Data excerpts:
---

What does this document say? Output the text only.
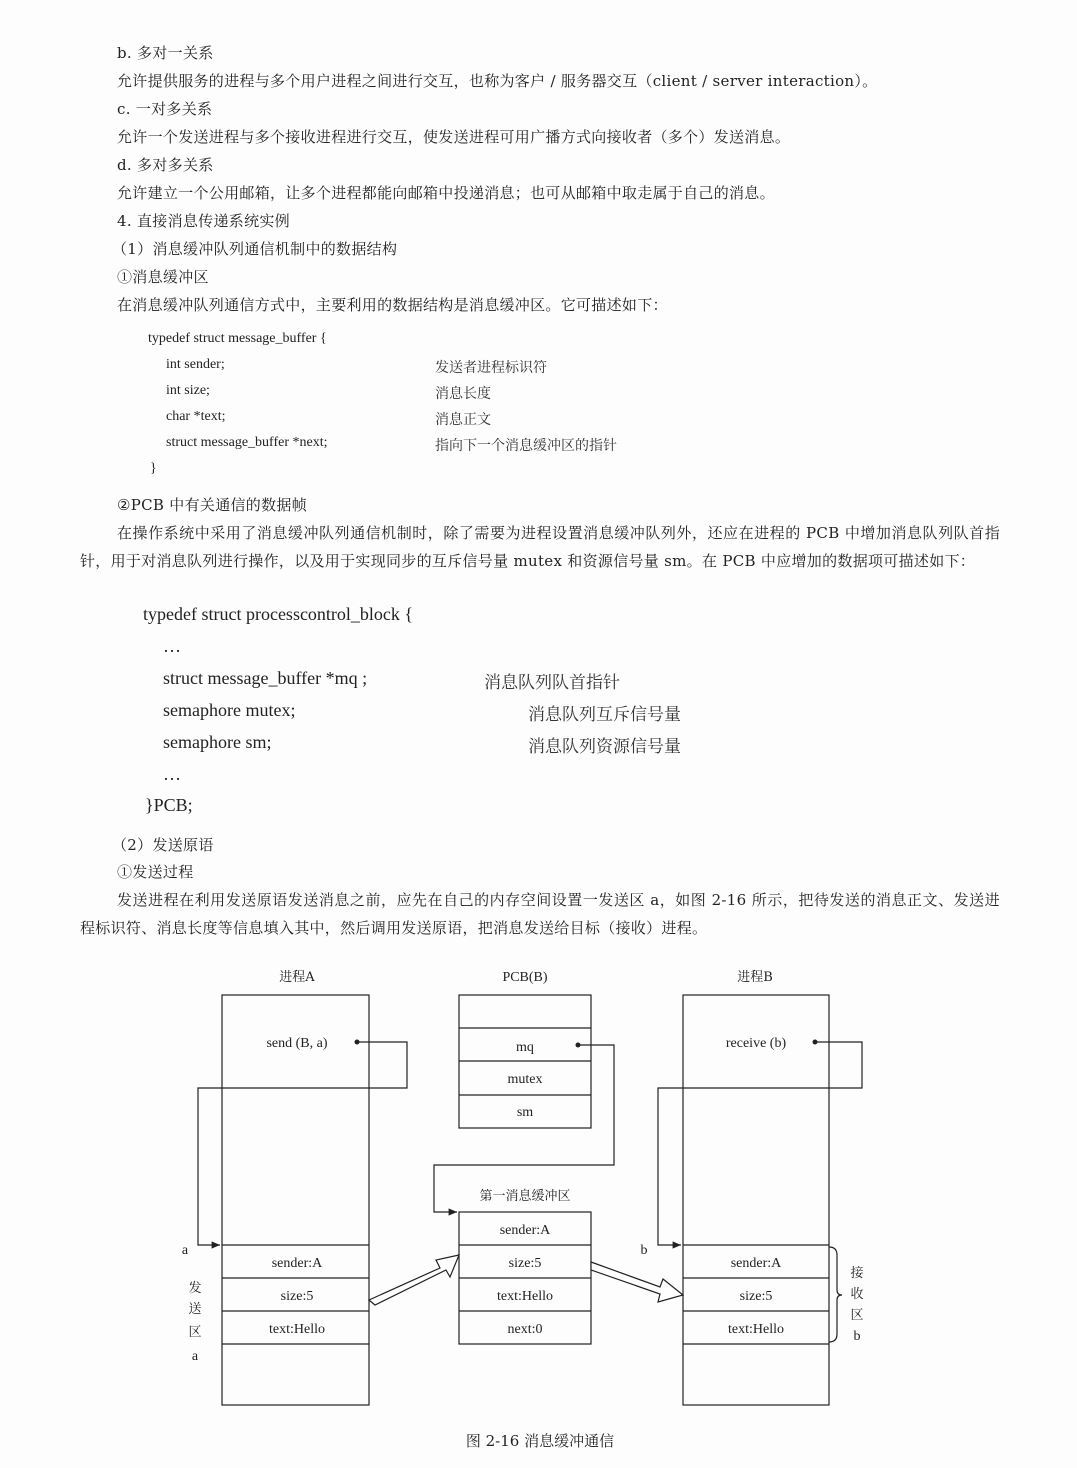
b. 多对一关系
允许提供服务的进程与多个用户进程之间进行交互，也称为客户 / 服务器交互（client / server interaction）。
c. 一对多关系
允许一个发送进程与多个接收进程进行交互，使发送进程可用广播方式向接收者（多个）发送消息。
d. 多对多关系
允许建立一个公用邮箱，让多个进程都能向邮箱中投递消息；也可从邮箱中取走属于自己的消息。
4. 直接消息传递系统实例
（1）消息缓冲队列通信机制中的数据结构
①消息缓冲区
在消息缓冲队列通信方式中，主要利用的数据结构是消息缓冲区。它可描述如下：
typedef struct message_buffer {
int sender;	发送者进程标识符
int size;	消息长度
char *text;	消息正文
struct message_buffer *next;	指向下一个消息缓冲区的指针
}
②PCB 中有关通信的数据帧
在操作系统中采用了消息缓冲队列通信机制时，除了需要为进程设置消息缓冲队列外，还应在进程的 PCB 中增加消息队列队首指针，用于对消息队列进行操作，以及用于实现同步的互斥信号量 mutex 和资源信号量 sm。在 PCB 中应增加的数据项可描述如下：
typedef struct processcontrol_block {
…
struct message_buffer *mq ;	消息队列队首指针
semaphore mutex;	消息队列互斥信号量
semaphore sm;	消息队列资源信号量
…
}PCB;
（2）发送原语
①发送过程
发送进程在利用发送原语发送消息之前，应先在自己的内存空间设置一发送区 a，如图 2-16 所示，把待发送的消息正文、发送进程标识符、消息长度等信息填入其中，然后调用发送原语，把消息发送给目标（接收）进程。
进程A	PCB(B)	进程B
send (B, a)	receive (b)
mq
mutex
sm
第一消息缓冲区
sender:A
size:5
text:Hello
sender:A
size:5
text:Hello
next:0
sender:A
size:5
text:Hello
a	b
发
送
区
a
接
收
区
b
图 2-16 消息缓冲通信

---

• **Written exercise**
Select from the material above each line in which the string "next" appears, and list those lines.

• **Reply to the exercise**
struct message_buffer *next;	指向下一个消息缓冲区的指针
next:0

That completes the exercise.